YOUR OBJECTIVE:
Below is a set of records; restate each one word for word.

SUPPLIED RECORDS:
__________

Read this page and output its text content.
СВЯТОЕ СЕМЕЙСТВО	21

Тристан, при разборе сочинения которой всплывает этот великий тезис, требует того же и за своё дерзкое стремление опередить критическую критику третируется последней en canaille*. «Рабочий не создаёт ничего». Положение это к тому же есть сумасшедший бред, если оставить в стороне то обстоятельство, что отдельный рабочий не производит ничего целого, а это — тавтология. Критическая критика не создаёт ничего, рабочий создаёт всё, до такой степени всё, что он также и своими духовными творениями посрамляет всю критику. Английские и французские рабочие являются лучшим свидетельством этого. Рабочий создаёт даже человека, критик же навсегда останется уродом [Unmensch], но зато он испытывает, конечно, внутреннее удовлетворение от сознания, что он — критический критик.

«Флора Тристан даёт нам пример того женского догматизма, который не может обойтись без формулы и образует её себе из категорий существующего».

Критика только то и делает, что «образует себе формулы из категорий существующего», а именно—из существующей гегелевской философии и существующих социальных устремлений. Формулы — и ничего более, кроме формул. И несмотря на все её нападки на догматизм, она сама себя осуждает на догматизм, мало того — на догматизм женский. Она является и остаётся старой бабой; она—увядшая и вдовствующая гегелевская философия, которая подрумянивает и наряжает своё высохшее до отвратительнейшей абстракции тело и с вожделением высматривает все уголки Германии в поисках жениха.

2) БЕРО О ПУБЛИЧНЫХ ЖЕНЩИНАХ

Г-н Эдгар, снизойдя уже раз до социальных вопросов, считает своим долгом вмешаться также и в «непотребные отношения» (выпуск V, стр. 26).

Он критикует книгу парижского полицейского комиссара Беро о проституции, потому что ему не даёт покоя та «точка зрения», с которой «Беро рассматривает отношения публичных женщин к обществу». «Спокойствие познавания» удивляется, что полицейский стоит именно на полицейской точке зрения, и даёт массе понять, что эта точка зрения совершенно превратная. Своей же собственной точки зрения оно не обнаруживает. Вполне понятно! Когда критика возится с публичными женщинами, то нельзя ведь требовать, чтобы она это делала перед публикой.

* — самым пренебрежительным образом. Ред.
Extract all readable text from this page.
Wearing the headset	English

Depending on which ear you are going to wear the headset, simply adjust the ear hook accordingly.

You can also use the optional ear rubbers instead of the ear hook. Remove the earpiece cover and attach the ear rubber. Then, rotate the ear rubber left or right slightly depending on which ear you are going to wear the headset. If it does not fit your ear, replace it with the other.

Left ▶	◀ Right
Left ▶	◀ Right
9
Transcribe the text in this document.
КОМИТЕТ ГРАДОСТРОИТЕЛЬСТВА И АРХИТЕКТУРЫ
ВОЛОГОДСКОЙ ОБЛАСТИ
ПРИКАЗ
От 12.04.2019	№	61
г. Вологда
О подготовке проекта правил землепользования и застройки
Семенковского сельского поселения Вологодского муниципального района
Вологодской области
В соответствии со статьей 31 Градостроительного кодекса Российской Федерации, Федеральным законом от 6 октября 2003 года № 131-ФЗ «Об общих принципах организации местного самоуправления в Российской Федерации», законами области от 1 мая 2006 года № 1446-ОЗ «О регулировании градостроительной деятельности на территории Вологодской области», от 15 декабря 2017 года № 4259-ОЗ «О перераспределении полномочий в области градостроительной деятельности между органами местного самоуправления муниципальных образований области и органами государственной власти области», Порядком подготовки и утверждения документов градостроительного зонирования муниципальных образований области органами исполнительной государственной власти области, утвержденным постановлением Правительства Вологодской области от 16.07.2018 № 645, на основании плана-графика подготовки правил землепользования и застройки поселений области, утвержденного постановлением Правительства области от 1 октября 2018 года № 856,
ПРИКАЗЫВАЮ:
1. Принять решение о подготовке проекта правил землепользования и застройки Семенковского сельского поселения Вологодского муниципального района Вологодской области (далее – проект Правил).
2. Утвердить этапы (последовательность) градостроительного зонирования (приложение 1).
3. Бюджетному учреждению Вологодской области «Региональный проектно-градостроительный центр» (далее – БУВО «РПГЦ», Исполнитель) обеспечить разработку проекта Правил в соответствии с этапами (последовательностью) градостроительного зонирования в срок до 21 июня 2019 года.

__________

CORRECT ANSWER:
Read this page and output its text content.
СВЯТОЕ СЕМЕЙСТВО	21

Тристан, при разборе сочинения которой всплывает этот великий тезис, требует того же и за своё дерзкое стремление опередить критическую критику третируется последней en canaille*. «Рабочий не создаёт ничего». Положение это к тому же есть сумасшедший бред, если оставить в стороне то обстоятельство, что отдельный рабочий не производит ничего целого, а это — тавтология. Критическая критика не создаёт ничего, рабочий создаёт всё, до такой степени всё, что он также и своими духовными творениями посрамляет всю критику. Английские и французские рабочие являются лучшим свидетельством этого. Рабочий создаёт даже человека, критик же навсегда останется уродом [Unmensch], но зато он испытывает, конечно, внутреннее удовлетворение от сознания, что он — критический критик.

«Флора Тристан даёт нам пример того женского догматизма, который не может обойтись без формулы и образует её себе из категорий существующего».

Критика только то и делает, что «образует себе формулы из категорий существующего», а именно—из существующей гегелевской философии и существующих социальных устремлений. Формулы — и ничего более, кроме формул. И несмотря на все её нападки на догматизм, она сама себя осуждает на догматизм, мало того — на догматизм женский. Она является и остаётся старой бабой; она—увядшая и вдовствующая гегелевская философия, которая подрумянивает и наряжает своё высохшее до отвратительнейшей абстракции тело и с вожделением высматривает все уголки Германии в поисках жениха.

2) БЕРО О ПУБЛИЧНЫХ ЖЕНЩИНАХ

Г-н Эдгар, снизойдя уже раз до социальных вопросов, считает своим долгом вмешаться также и в «непотребные отношения» (выпуск V, стр. 26).

Он критикует книгу парижского полицейского комиссара Беро о проституции, потому что ему не даёт покоя та «точка зрения», с которой «Беро рассматривает отношения публичных женщин к обществу». «Спокойствие познавания» удивляется, что полицейский стоит именно на полицейской точке зрения, и даёт массе понять, что эта точка зрения совершенно превратная. Своей же собственной точки зрения оно не обнаруживает. Вполне понятно! Когда критика возится с публичными женщинами, то нельзя ведь требовать, чтобы она это делала перед публикой.

* — самым пренебрежительным образом. Ред.
Extract all readable text from this page.
Wearing the headset	English

Depending on which ear you are going to wear the headset, simply adjust the ear hook accordingly.

You can also use the optional ear rubbers instead of the ear hook. Remove the earpiece cover and attach the ear rubber. Then, rotate the ear rubber left or right slightly depending on which ear you are going to wear the headset. If it does not fit your ear, replace it with the other.

Left ▶	◀ Right
Left ▶	◀ Right
9
Transcribe the text in this document.
КОМИТЕТ ГРАДОСТРОИТЕЛЬСТВА И АРХИТЕКТУРЫ
ВОЛОГОДСКОЙ ОБЛАСТИ
ПРИКАЗ
От 12.04.2019	№	61
г. Вологда
О подготовке проекта правил землепользования и застройки
Семенковского сельского поселения Вологодского муниципального района
Вологодской области
В соответствии со статьей 31 Градостроительного кодекса Российской Федерации, Федеральным законом от 6 октября 2003 года № 131-ФЗ «Об общих принципах организации местного самоуправления в Российской Федерации», законами области от 1 мая 2006 года № 1446-ОЗ «О регулировании градостроительной деятельности на территории Вологодской области», от 15 декабря 2017 года № 4259-ОЗ «О перераспределении полномочий в области градостроительной деятельности между органами местного самоуправления муниципальных образований области и органами государственной власти области», Порядком подготовки и утверждения документов градостроительного зонирования муниципальных образований области органами исполнительной государственной власти области, утвержденным постановлением Правительства Вологодской области от 16.07.2018 № 645, на основании плана-графика подготовки правил землепользования и застройки поселений области, утвержденного постановлением Правительства области от 1 октября 2018 года № 856,
ПРИКАЗЫВАЮ:
1. Принять решение о подготовке проекта правил землепользования и застройки Семенковского сельского поселения Вологодского муниципального района Вологодской области (далее – проект Правил).
2. Утвердить этапы (последовательность) градостроительного зонирования (приложение 1).
3. Бюджетному учреждению Вологодской области «Региональный проектно-градостроительный центр» (далее – БУВО «РПГЦ», Исполнитель) обеспечить разработку проекта Правил в соответствии с этапами (последовательностью) градостроительного зонирования в срок до 21 июня 2019 года.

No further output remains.